## What the exercise asks:
Leave out the pictures and copy the remaining records exactly.

╭─ Entries shown

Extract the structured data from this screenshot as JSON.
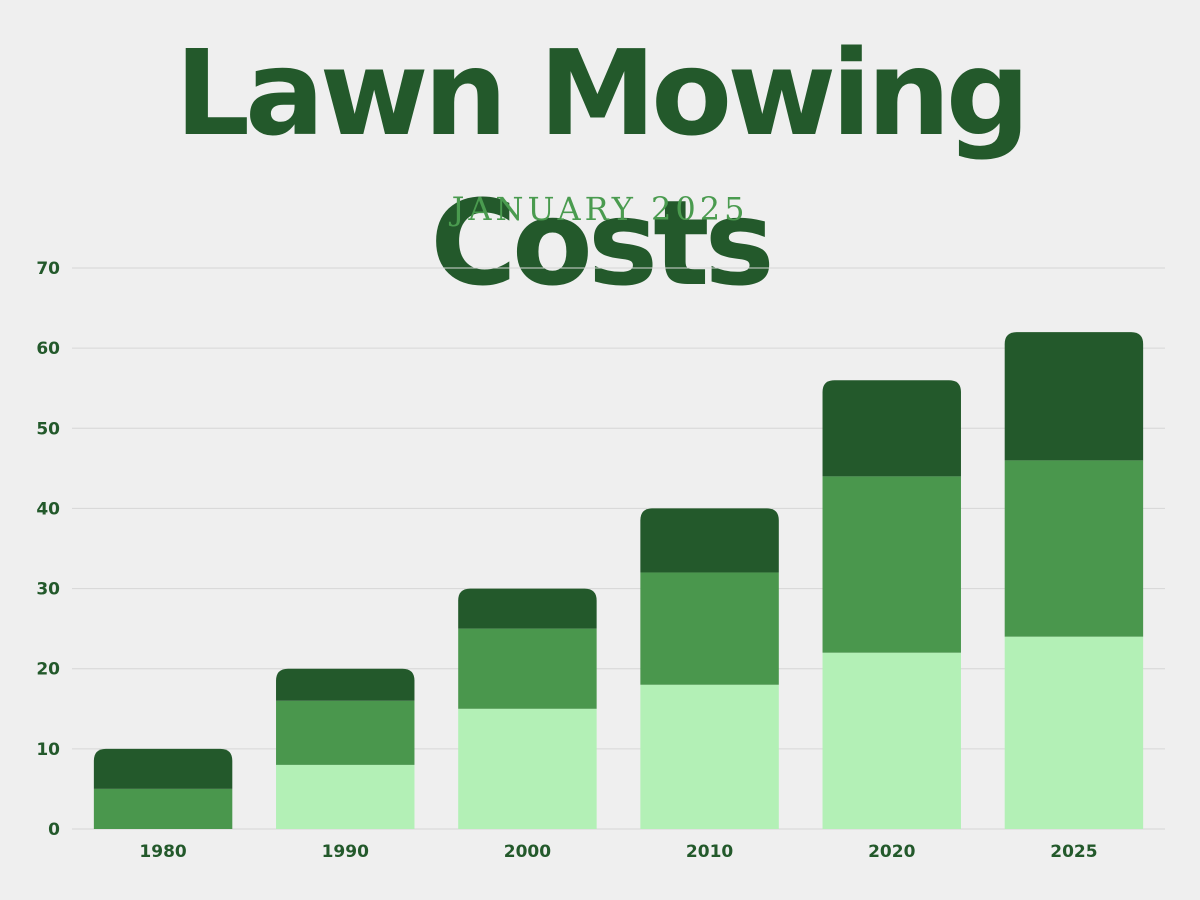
{
  "chart_data": {
    "type": "bar",
    "stacked": true,
    "title": "Lawn Mowing Costs",
    "subtitle": "JANUARY 2025",
    "categories": [
      "1980",
      "1990",
      "2000",
      "2010",
      "2020",
      "2025"
    ],
    "series": [
      {
        "values": [
          0,
          8,
          15,
          18,
          22,
          24
        ],
        "color": "#b3f0b6"
      },
      {
        "values": [
          5,
          8,
          10,
          14,
          22,
          22
        ],
        "color": "#4a974d"
      },
      {
        "values": [
          5,
          4,
          5,
          8,
          12,
          16
        ],
        "color": "#23592b"
      }
    ],
    "ylim": [
      0,
      70
    ],
    "yticks": [
      0,
      10,
      20,
      30,
      40,
      50,
      60,
      70
    ],
    "grid": true,
    "legend": "none"
  }
}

╰─

## Finished exercise:
Extract the structured data from this screenshot as JSON.
{
  "chart_data": {
    "type": "bar",
    "stacked": true,
    "title": "Lawn Mowing Costs",
    "subtitle": "JANUARY 2025",
    "categories": [
      "1980",
      "1990",
      "2000",
      "2010",
      "2020",
      "2025"
    ],
    "series": [
      {
        "values": [
          0,
          8,
          15,
          18,
          22,
          24
        ],
        "color": "#b3f0b6"
      },
      {
        "values": [
          5,
          8,
          10,
          14,
          22,
          22
        ],
        "color": "#4a974d"
      },
      {
        "values": [
          5,
          4,
          5,
          8,
          12,
          16
        ],
        "color": "#23592b"
      }
    ],
    "ylim": [
      0,
      70
    ],
    "yticks": [
      0,
      10,
      20,
      30,
      40,
      50,
      60,
      70
    ],
    "grid": true,
    "legend": "none"
  }
}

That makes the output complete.